** START **

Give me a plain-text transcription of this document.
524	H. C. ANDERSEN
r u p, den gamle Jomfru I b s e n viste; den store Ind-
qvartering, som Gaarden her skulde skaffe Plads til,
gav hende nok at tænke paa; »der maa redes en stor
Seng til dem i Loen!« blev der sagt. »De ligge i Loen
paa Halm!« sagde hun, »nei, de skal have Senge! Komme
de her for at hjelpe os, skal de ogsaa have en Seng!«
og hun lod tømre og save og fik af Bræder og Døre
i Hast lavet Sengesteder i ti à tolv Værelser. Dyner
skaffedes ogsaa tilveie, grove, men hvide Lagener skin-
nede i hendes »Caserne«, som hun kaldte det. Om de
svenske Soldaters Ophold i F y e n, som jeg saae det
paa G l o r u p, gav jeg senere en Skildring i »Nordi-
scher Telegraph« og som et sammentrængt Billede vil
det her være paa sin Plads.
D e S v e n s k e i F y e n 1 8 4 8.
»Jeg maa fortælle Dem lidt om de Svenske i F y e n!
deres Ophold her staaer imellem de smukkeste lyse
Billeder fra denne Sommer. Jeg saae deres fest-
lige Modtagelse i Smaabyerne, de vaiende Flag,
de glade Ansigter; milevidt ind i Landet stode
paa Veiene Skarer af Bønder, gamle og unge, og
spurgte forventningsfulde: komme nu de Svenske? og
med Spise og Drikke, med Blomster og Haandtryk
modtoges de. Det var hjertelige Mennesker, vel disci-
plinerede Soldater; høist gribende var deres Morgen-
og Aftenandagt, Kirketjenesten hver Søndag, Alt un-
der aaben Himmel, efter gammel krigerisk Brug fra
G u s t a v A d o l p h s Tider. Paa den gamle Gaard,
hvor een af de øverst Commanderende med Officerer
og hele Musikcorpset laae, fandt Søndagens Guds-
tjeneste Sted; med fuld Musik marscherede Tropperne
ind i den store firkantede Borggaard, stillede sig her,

** END **

Of the lines above, how many hold the string "ogsaa"? Answer with only the number.

=== COMPLETE OUTPUT ===
2